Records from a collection
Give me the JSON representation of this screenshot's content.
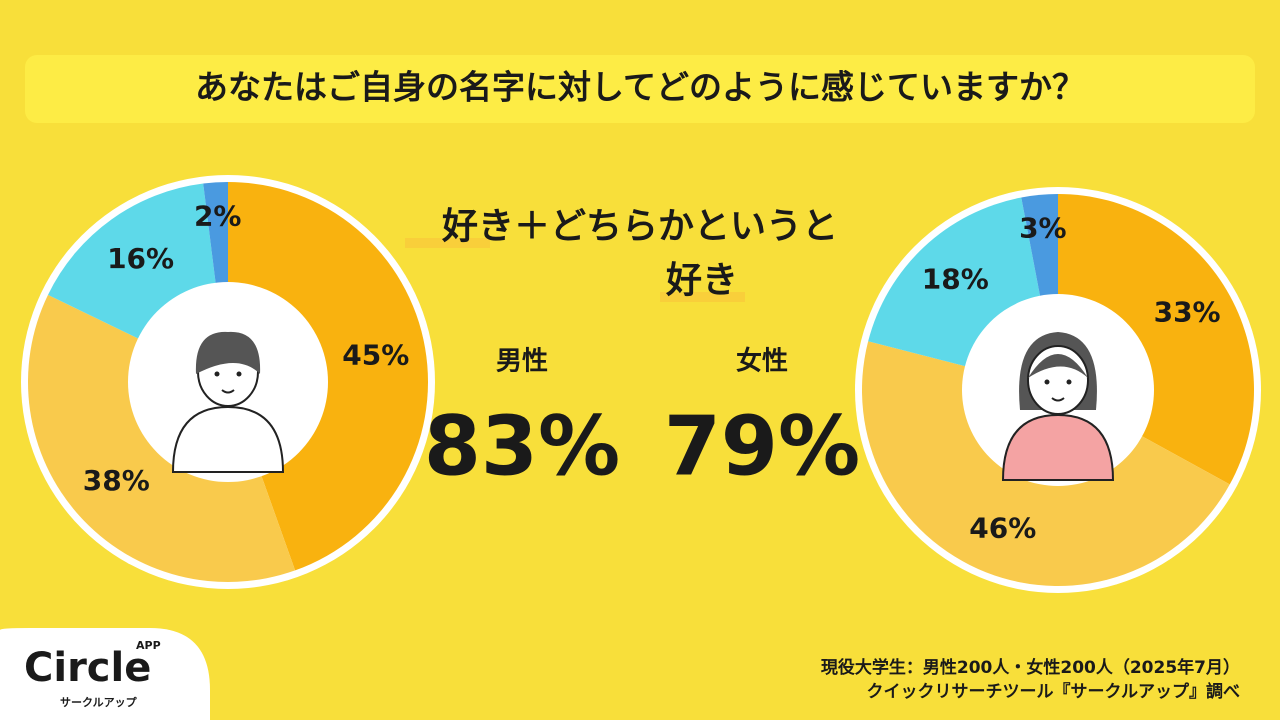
{
  "title": "あなたはご自身の名字に対してどのように感じていますか？",
  "headline": [
    "好き＋どちらかというと",
    "好き"
  ],
  "stats": [
    {
      "label": "男性",
      "value": "83%"
    },
    {
      "label": "女性",
      "value": "79%"
    }
  ],
  "footer": [
    "現役大学生：男性200人・女性200人（2025年7月）",
    "クイックリサーチツール『サークルアップ』調べ"
  ],
  "logo": {
    "name": "Circle",
    "badge": "APP",
    "kana": "サークルアップ"
  },
  "chart_data": [
    {
      "type": "pie",
      "values": [
        45,
        38,
        16,
        2
      ],
      "value_labels": [
        "45%",
        "38%",
        "16%",
        "2%"
      ],
      "colors": [
        "#f9b20f",
        "#f9ca4c",
        "#5ed9e9",
        "#4a9ae0"
      ]
    },
    {
      "type": "pie",
      "values": [
        33,
        46,
        18,
        3
      ],
      "value_labels": [
        "33%",
        "46%",
        "18%",
        "3%"
      ],
      "colors": [
        "#f9b20f",
        "#f9ca4c",
        "#5ed9e9",
        "#4a9ae0"
      ]
    }
  ]
}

> _Exercise_
The material above holds pictures; copy everything else in it exactly.

> _Exercise answer_
Give me the JSON representation of this screenshot's content.
{
  "title": "あなたはご自身の名字に対してどのように感じていますか？",
  "headline": [
    "好き＋どちらかというと",
    "好き"
  ],
  "stats": [
    {
      "label": "男性",
      "value": "83%"
    },
    {
      "label": "女性",
      "value": "79%"
    }
  ],
  "footer": [
    "現役大学生：男性200人・女性200人（2025年7月）",
    "クイックリサーチツール『サークルアップ』調べ"
  ],
  "logo": {
    "name": "Circle",
    "badge": "APP",
    "kana": "サークルアップ"
  },
  "chart_data": [
    {
      "type": "pie",
      "values": [
        45,
        38,
        16,
        2
      ],
      "value_labels": [
        "45%",
        "38%",
        "16%",
        "2%"
      ],
      "colors": [
        "#f9b20f",
        "#f9ca4c",
        "#5ed9e9",
        "#4a9ae0"
      ]
    },
    {
      "type": "pie",
      "values": [
        33,
        46,
        18,
        3
      ],
      "value_labels": [
        "33%",
        "46%",
        "18%",
        "3%"
      ],
      "colors": [
        "#f9b20f",
        "#f9ca4c",
        "#5ed9e9",
        "#4a9ae0"
      ]
    }
  ]
}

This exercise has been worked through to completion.